- **SELECTED EXCERPT**:
--- start ---
How Does Your
Life Have to Be?
Do you think you can meet someone who would want to help you grow and feel beautiful, and have an awesome time with you? Or do you think you are doomed to be alone forever- one of those characters who strikes off into the wilderness and is labelled as “wild” and “independent” and “mysterious”?
Sometimes, I fall into the trap of thinking that I must be the latter.
Logically, I know that this is silly.
But emotionally, I have this feeling that maybe I must remain mostly-single for a while, just as I have for my whole life.
Logically, I know that you can create your life however you’d like it to be.
Emotionally, I know there’s more to life than just how you want it to be on the surface. Your resistance to your desires factors into what you create, as well as the lessons you need to learn. Yeah, this world may just be a reflection of your consciousness, but consciousness is massive. It’s broad. It’s huge. How can you know everything that’s going on in there? No wonder dreams are so weird.
Logically, I think that “consciousness” entity would like it if most of its projections- us- were in love, at least at some point in our physical existence.
Also logically, I think I’m bridging the subjective and objective-reality perspectives too much.
Let’s put me in the dream- the subjective perspective (that’s where I should be, after all, with this whole subjective reality trial). What do I perceive to be going on?
Logically, there doesn’t appear to be much on the surface related to romantic love.
Emotionally, I feel like I’m surrounded by it.
Logically, I’m not sure that it’s wise to differentiate between romantic love and other types of love. Perhaps I should stick to a general definition of love, such that love can be used interchangeably with “connecting.”
Emotionally, I like to feel the nuances in different types of love, but for the most part I don’t sense a need to distinguish. I agree with the logic.
Logically, I am happy to hear that.
Logically, I have to ask- what is this article even about? Where is it going?
Emotionally, I just want to transmit the feeling of being in love through myself and to this keyboard. And logically I must add, No, that will not be achieved here by watching porn. However, I will not deter other people from taking up that option if they so choose.
Now, instead of a separate heart and brain, I think I'll be a whole person. J
Get What I Want? Is that Possible?
As I discussed in The Kim Wrate Podcast! I think contrast is not just an important, but also a necessary element of this reality. In fact, it might be the only means by which we could experience physical reality as we know it. Without pain, there would be no pleasure. The more you try to avoid pain, the smaller your capacity to feel pleasure becomes.
--- end ---
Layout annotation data
--- start ---
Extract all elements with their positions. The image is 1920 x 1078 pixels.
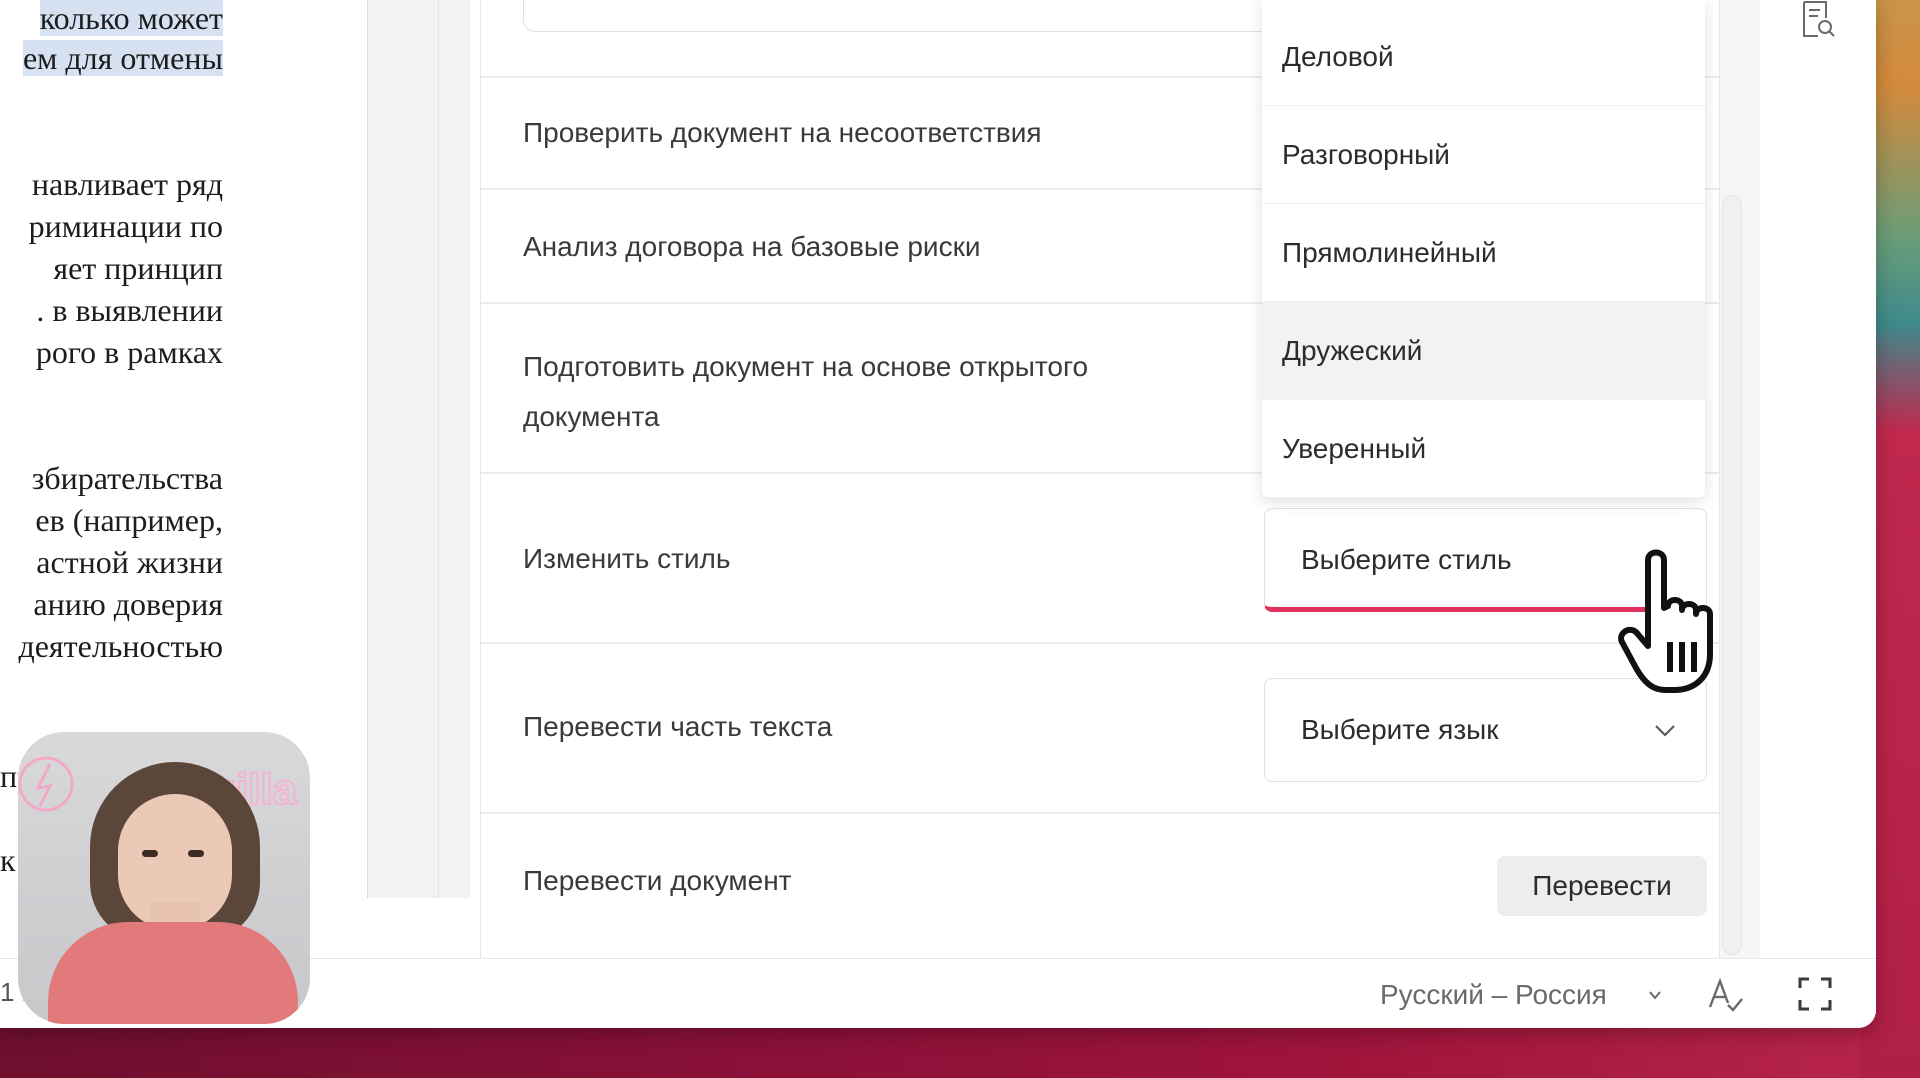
document-line: рого в рамках: [35, 334, 223, 370]
hand-cursor-icon: [1618, 549, 1713, 693]
row-label: Перевести часть текста: [523, 711, 833, 742]
document-line: навливает ряд: [31, 166, 223, 202]
chevron-down-icon[interactable]: [1648, 988, 1662, 1002]
document-text-highlighted: колько может: [39, 0, 223, 36]
document-line: астной жизни: [36, 544, 223, 580]
document-scrollbar[interactable]: [438, 0, 468, 898]
chevron-down-icon: [1655, 725, 1675, 737]
document-language-select[interactable]: Русский – Россия: [1380, 973, 1607, 1017]
document-line: к: [0, 842, 16, 878]
style-option-friendly[interactable]: Дружеский: [1262, 302, 1705, 400]
document-line: деятельностью: [18, 628, 223, 664]
document-text-highlighted: ем для отмены: [22, 40, 223, 76]
row-label: Анализ договора на базовые риски: [523, 231, 981, 262]
document-line: ем для отмены: [22, 40, 223, 77]
spellcheck-icon[interactable]: [1706, 975, 1746, 1015]
document-line: риминации по: [28, 208, 223, 244]
translate-button[interactable]: Перевести: [1497, 856, 1707, 916]
document-search-icon[interactable]: [1798, 0, 1838, 40]
style-option-straightforward[interactable]: Прямолинейный: [1262, 204, 1705, 302]
style-option-conversational[interactable]: Разговорный: [1262, 106, 1705, 204]
webcam-overlay: zilla: [18, 732, 310, 1024]
style-option-business[interactable]: Деловой: [1262, 8, 1705, 106]
document-line: . в выявлении: [36, 292, 223, 328]
person-eye: [188, 850, 204, 857]
row-label: Перевести документ: [523, 865, 792, 896]
document-line: колько может: [39, 0, 223, 37]
document-line: яет принцип: [53, 250, 223, 286]
action-row-translate-part: Перевести часть текста Выберите язык: [481, 642, 1721, 812]
style-select-placeholder: Выберите стиль: [1301, 544, 1512, 575]
document-line: збирательства: [31, 460, 223, 496]
row-label: Изменить стиль: [523, 543, 731, 574]
fullscreen-icon[interactable]: [1798, 977, 1832, 1011]
document-line: ев (например,: [35, 502, 223, 538]
row-label: Проверить документ на несоответствия: [523, 117, 1042, 148]
person-eye: [142, 850, 158, 857]
document-line: анию доверия: [33, 586, 223, 622]
style-option-confident[interactable]: Уверенный: [1262, 400, 1705, 498]
language-select-placeholder: Выберите язык: [1301, 714, 1499, 745]
person-sweater: [48, 922, 298, 1024]
row-label: Подготовить документ на основе открытого…: [523, 351, 1089, 432]
style-dropdown-menu: Деловой Разговорный Прямолинейный Дружес…: [1262, 0, 1705, 498]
--- end ---
- **REQUESTS**:
**1.** Write out the passage from the essay on love and consciousness, starting with "Do you think you can" and going on through "my whole life.".
**2.** In the essay on love and consciousness, what happens to your capacity to feel pleasure the more you try to avoid pain?
**3.** Continue the essay on love and consciousness from the point where it stops.

- **RESPONSES**:
**1.**
Do you think you can meet someone who would want to help you grow and feel beautiful, and have an awesome time with you? Or do you think you are doomed to be alone forever- one of those characters who strikes off into the wilderness and is labelled as “wild” and “independent” and “mysterious”?
Sometimes, I fall into the trap of thinking that I must be the latter.
Logically, I know that this is silly.
But emotionally, I have this feeling that maybe I must remain mostly-single for a while, just as I have for my whole life.

**2.** It becomes smaller.

**3.**
For myself, I think what has contributed to my general solitude is my lack of appreciation for that solitude. I certainly appreciate solitude- at least, in some twisted way- when I’m around people who I want to get away from. But often when I’m alone I think about, “How nice it would be to do this with another person! Boo hoo!” Well, that or I just fantasize about things totally irrelevant to what I’m actually doing. But at least they’re nice things. ;)
As with most desires, I don’t think I should beat myself up for wanting someone’s company. That would be silly.
I think most people would agree that forming relationships with others is one of the most important parts of our existence- possibly even the point of it. Consensus, of course, does not mean that something is true, but in the context of growth I think that people are fairly indispensable to one another.
Our very existence pushes each other to think and do better. There are many challenges that we would not take up and many lessons we would not learn if we did not have each other.
Plus, there would be no sex. So how can I say that desiring other people is bad?
Well, it’s not. But I also think it’s silly to contribute years of life just fantasizing about what you want without either acting on it or deciding to just be thankful with what you have for now.
However, this seems almost inevitable to being a human.
As you become a more competent player in this life, the window between desiring something and either making that desire manifest or letting go of the desire will become smaller.
But I think pretty much every person does face wanting something for years without getting it, or even trying to get it.
And perhaps this is similar to the example I gave of my 14 year old self in Walking Away from Social Conditioning: I didn’t do what I knew I should because I didn’t feel I had any power to do so. It just seemed beyond my capabilities to get what I wanted, so for another two years I continued to settle for the way things always had been.
And so it has been, for the most part, with love. It seems like the “resources” (i.e. compatible people) are scarce, if even existent. God just didn’t make anyone who could love me! Wah! L
Logically, I know this mindset is silly. I can see that when I look back on other, more developed areas of my life. When I first thought about eating healthier at that ripe age of 14, it seemed like healthier options just didn’t exist. I never saw them anywhere. Yeah, I guess I could throw a salad into my day, but is that all?
Now I know that’s ridiculous. My current diet overlaps with my diet four years ago by maybe about 5%, taking specific ingredients into account. That’s not an exaggeration.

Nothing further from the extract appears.